# [Exercise description]
Copy the lines unchanged, from the line with "cross-point xyxy=(83,447,92,456)" to the line with "series-line xyxy=(678,373,711,412)".

Start of Records provided

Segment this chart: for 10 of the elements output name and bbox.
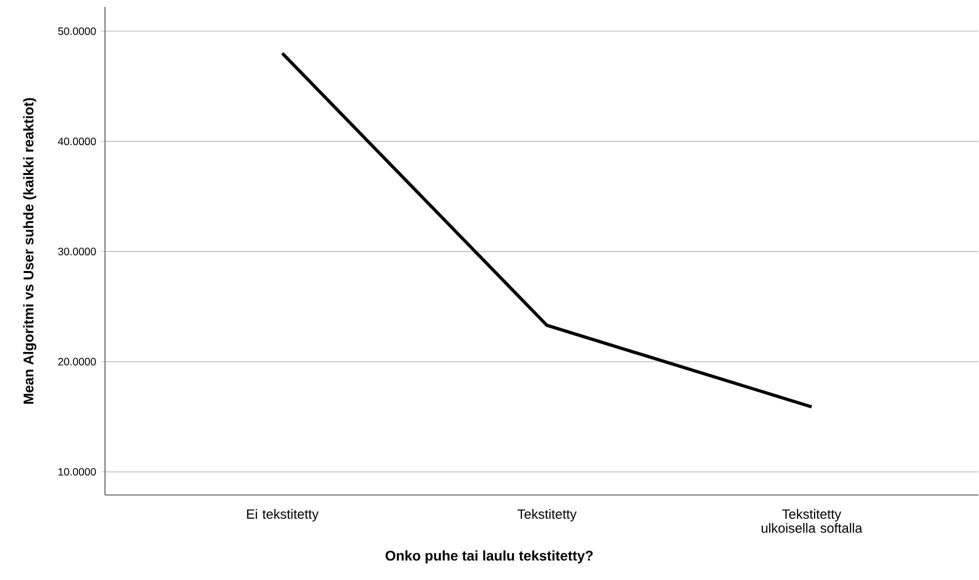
y-tick-label: 20.0000 — [58, 358, 96, 366]
y-axis-title: Mean Algoritmi vs User suhde (kaikki reaktiot) — [23, 98, 36, 404]
x-tick-label: Tekstitetty ulkoisella softalla — [762, 509, 862, 533]
x-tick-label: Tekstitetty — [518, 509, 577, 522]
y-tick-label: 30.0000 — [58, 248, 96, 256]
y-tick-label: 50.0000 — [58, 27, 96, 35]
y-tick-label: 40.0000 — [58, 138, 96, 146]
y-tick-label: 10.0000 — [58, 468, 96, 476]
x-tick-label: Ei tekstitetty — [247, 509, 319, 522]
x-axis-title: Onko puhe tai laulu tekstitetty? — [386, 550, 593, 564]
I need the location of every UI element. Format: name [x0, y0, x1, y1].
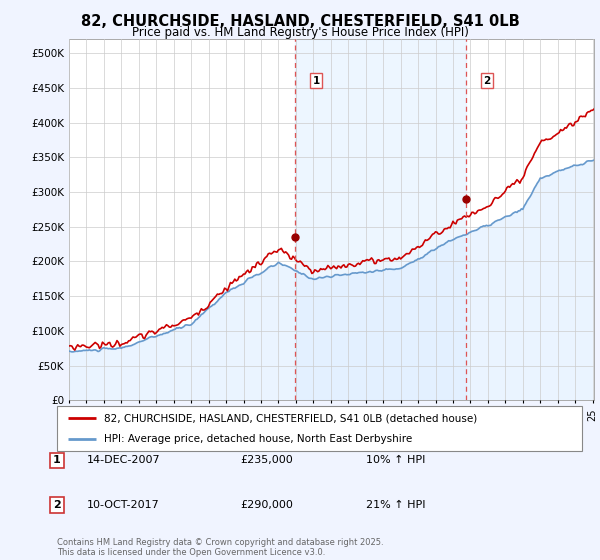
Text: £290,000: £290,000	[240, 500, 293, 510]
Text: 82, CHURCHSIDE, HASLAND, CHESTERFIELD, S41 0LB (detached house): 82, CHURCHSIDE, HASLAND, CHESTERFIELD, S…	[104, 413, 478, 423]
Text: 1: 1	[53, 455, 61, 465]
Text: 21% ↑ HPI: 21% ↑ HPI	[366, 500, 425, 510]
Text: 2: 2	[484, 76, 491, 86]
Text: Price paid vs. HM Land Registry's House Price Index (HPI): Price paid vs. HM Land Registry's House …	[131, 26, 469, 39]
Text: 82, CHURCHSIDE, HASLAND, CHESTERFIELD, S41 0LB: 82, CHURCHSIDE, HASLAND, CHESTERFIELD, S…	[80, 14, 520, 29]
Text: Contains HM Land Registry data © Crown copyright and database right 2025.
This d: Contains HM Land Registry data © Crown c…	[57, 538, 383, 557]
Text: 14-DEC-2007: 14-DEC-2007	[87, 455, 161, 465]
Bar	[295, 39, 466, 400]
FancyBboxPatch shape	[57, 406, 582, 451]
Text: 10% ↑ HPI: 10% ↑ HPI	[366, 455, 425, 465]
Text: £235,000: £235,000	[240, 455, 293, 465]
Text: HPI: Average price, detached house, North East Derbyshire: HPI: Average price, detached house, Nort…	[104, 433, 413, 444]
Text: 1: 1	[313, 76, 320, 86]
Text: 10-OCT-2017: 10-OCT-2017	[87, 500, 160, 510]
Text: 2: 2	[53, 500, 61, 510]
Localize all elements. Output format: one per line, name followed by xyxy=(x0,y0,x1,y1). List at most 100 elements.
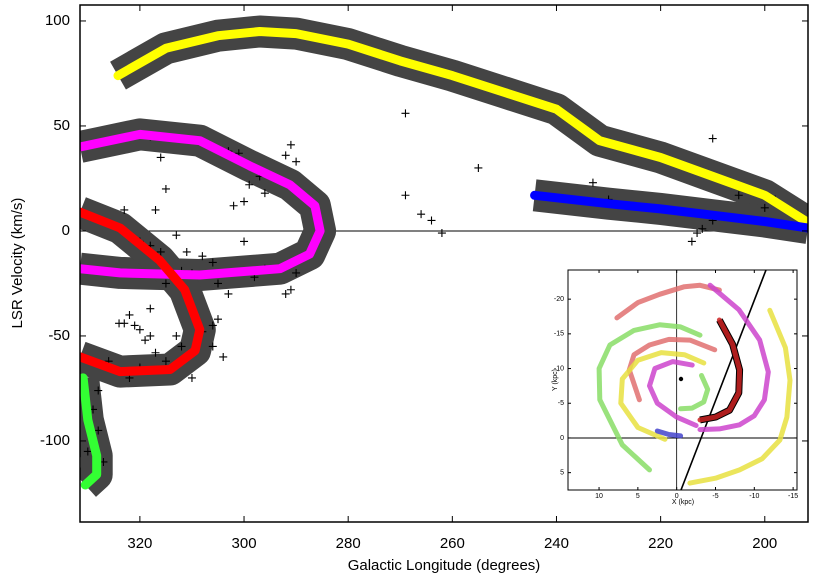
cross-point xyxy=(83,447,92,456)
cross-point xyxy=(125,310,134,319)
x-tick-label: 200 xyxy=(752,535,777,552)
x-tick-label: -5 xyxy=(712,493,718,500)
cross-point xyxy=(156,153,165,162)
cross-point xyxy=(734,191,743,200)
y-tick-label: -5 xyxy=(558,400,564,407)
series-line xyxy=(80,207,205,377)
cross-point xyxy=(229,201,238,210)
sight-line xyxy=(680,270,767,490)
x-tick-label: 10 xyxy=(595,493,603,500)
x-tick-label: 300 xyxy=(232,535,257,552)
series-line xyxy=(687,307,793,486)
series-line xyxy=(113,27,808,228)
x-tick-label: 260 xyxy=(440,535,465,552)
inset-x-label: X (kpc) xyxy=(672,499,694,506)
cross-point xyxy=(120,205,129,214)
cross-point xyxy=(161,184,170,193)
plot-area xyxy=(568,270,797,490)
cross-point xyxy=(187,373,196,382)
x-tick-label: -10 xyxy=(749,493,759,500)
cross-point xyxy=(182,247,191,256)
series-line xyxy=(654,428,684,439)
inset-plot: X (kpc) Y (kpc) 10 5 0 -5 -10 -15 -20 -15 -10 -5 0… xyxy=(552,269,798,506)
cross-point xyxy=(146,331,155,340)
cross-point xyxy=(474,163,483,172)
y-tick-label: -10 xyxy=(554,365,564,372)
y-tick-label: 5 xyxy=(560,469,564,476)
y-tick-label: 50 xyxy=(53,117,70,134)
cross-point xyxy=(687,237,696,246)
cross-point xyxy=(245,180,254,189)
plot-frame xyxy=(79,4,809,523)
y-tick-label: -100 xyxy=(40,432,70,449)
cross-point xyxy=(219,352,228,361)
cross-point xyxy=(208,342,217,351)
cross-point xyxy=(286,140,295,149)
cross-point xyxy=(417,210,426,219)
cross-point xyxy=(588,178,597,187)
x-tick-label: 220 xyxy=(648,535,673,552)
cross-point xyxy=(292,268,301,277)
cross-point xyxy=(401,191,410,200)
series-line xyxy=(80,373,102,490)
cross-point xyxy=(292,157,301,166)
x-tick-label: 240 xyxy=(544,535,569,552)
cross-point xyxy=(708,134,717,143)
cross-point xyxy=(141,336,150,345)
y-tick-label: 0 xyxy=(560,435,564,442)
cross-point xyxy=(177,342,186,351)
series-line xyxy=(678,373,711,412)
y-axis-label: LSR Velocity (km/s) xyxy=(9,198,26,329)
cross-point xyxy=(115,319,124,328)
cross-point xyxy=(224,289,233,298)
cross-point xyxy=(213,279,222,288)
cross-point xyxy=(94,386,103,395)
cross-point xyxy=(213,315,222,324)
cross-point xyxy=(427,216,436,225)
cross-point xyxy=(401,109,410,118)
cross-point xyxy=(146,304,155,313)
series-line xyxy=(530,190,808,233)
cross-point xyxy=(208,321,217,330)
y-tick-label: -50 xyxy=(48,327,70,344)
cross-point xyxy=(135,325,144,334)
series-line xyxy=(647,359,699,428)
x-tick-label: 280 xyxy=(336,535,361,552)
inset-y-label: Y (kpc) xyxy=(552,369,559,391)
plot-area xyxy=(80,15,817,497)
cross-point xyxy=(172,231,181,240)
cross-point xyxy=(760,203,769,212)
cross-point xyxy=(198,252,207,261)
galactic-center xyxy=(678,376,684,382)
series-line xyxy=(697,317,743,423)
series-line xyxy=(80,129,325,280)
y-tick-label: -15 xyxy=(554,331,564,338)
cross-point xyxy=(240,237,249,246)
cross-point xyxy=(281,151,290,160)
y-tick-label: 100 xyxy=(45,12,70,29)
plot-frame xyxy=(567,269,798,491)
cross-point xyxy=(156,247,165,256)
series-line xyxy=(618,350,707,442)
cross-point xyxy=(94,426,103,435)
cross-point xyxy=(172,331,181,340)
x-tick-label: -15 xyxy=(788,493,798,500)
y-tick-label: -20 xyxy=(554,296,564,303)
series-line xyxy=(697,282,771,433)
cross-point xyxy=(161,357,170,366)
cross-point xyxy=(240,197,249,206)
cross-point xyxy=(151,348,160,357)
cross-point xyxy=(161,279,170,288)
cross-point xyxy=(693,229,702,238)
cross-point xyxy=(130,321,139,330)
cross-point xyxy=(208,258,217,267)
cross-point xyxy=(260,189,269,198)
x-tick-label: 5 xyxy=(636,493,640,500)
x-tick-label: 320 xyxy=(127,535,152,552)
x-axis-label: Galactic Longitude (degrees) xyxy=(348,557,541,574)
y-tick-label: 0 xyxy=(62,222,70,239)
cross-point xyxy=(813,189,817,197)
x-tick-label: 0 xyxy=(675,493,679,500)
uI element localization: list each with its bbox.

End of Records provided

# [Finished exercise]
cross-point xyxy=(83,447,92,456)
cross-point xyxy=(125,310,134,319)
x-tick-label: 200 xyxy=(752,535,777,552)
x-tick-label: -5 xyxy=(712,493,718,500)
cross-point xyxy=(156,153,165,162)
cross-point xyxy=(734,191,743,200)
y-tick-label: -5 xyxy=(558,400,564,407)
series-line xyxy=(80,207,205,377)
cross-point xyxy=(229,201,238,210)
sight-line xyxy=(680,270,767,490)
x-tick-label: 10 xyxy=(595,493,603,500)
x-tick-label: 300 xyxy=(232,535,257,552)
series-line xyxy=(687,307,793,486)
series-line xyxy=(113,27,808,228)
x-tick-label: 260 xyxy=(440,535,465,552)
inset-x-label: X (kpc) xyxy=(672,499,694,506)
cross-point xyxy=(120,205,129,214)
cross-point xyxy=(161,184,170,193)
plot-area xyxy=(568,270,797,490)
cross-point xyxy=(187,373,196,382)
x-tick-label: -10 xyxy=(749,493,759,500)
cross-point xyxy=(182,247,191,256)
series-line xyxy=(654,428,684,439)
inset-plot: X (kpc) Y (kpc) 10 5 0 -5 -10 -15 -20 -15 -10 -5 0… xyxy=(552,269,798,506)
cross-point xyxy=(146,331,155,340)
cross-point xyxy=(474,163,483,172)
y-tick-label: -10 xyxy=(554,365,564,372)
y-tick-label: 5 xyxy=(560,469,564,476)
y-tick-label: 50 xyxy=(53,117,70,134)
cross-point xyxy=(687,237,696,246)
cross-point xyxy=(245,180,254,189)
plot-frame xyxy=(79,4,809,523)
y-tick-label: -100 xyxy=(40,432,70,449)
cross-point xyxy=(219,352,228,361)
cross-point xyxy=(208,342,217,351)
cross-point xyxy=(286,140,295,149)
cross-point xyxy=(417,210,426,219)
cross-point xyxy=(588,178,597,187)
x-tick-label: 220 xyxy=(648,535,673,552)
cross-point xyxy=(292,268,301,277)
cross-point xyxy=(401,191,410,200)
series-line xyxy=(80,373,102,490)
cross-point xyxy=(292,157,301,166)
x-tick-label: 240 xyxy=(544,535,569,552)
cross-point xyxy=(708,134,717,143)
cross-point xyxy=(141,336,150,345)
y-tick-label: 0 xyxy=(560,435,564,442)
cross-point xyxy=(177,342,186,351)
series-line xyxy=(678,373,711,412)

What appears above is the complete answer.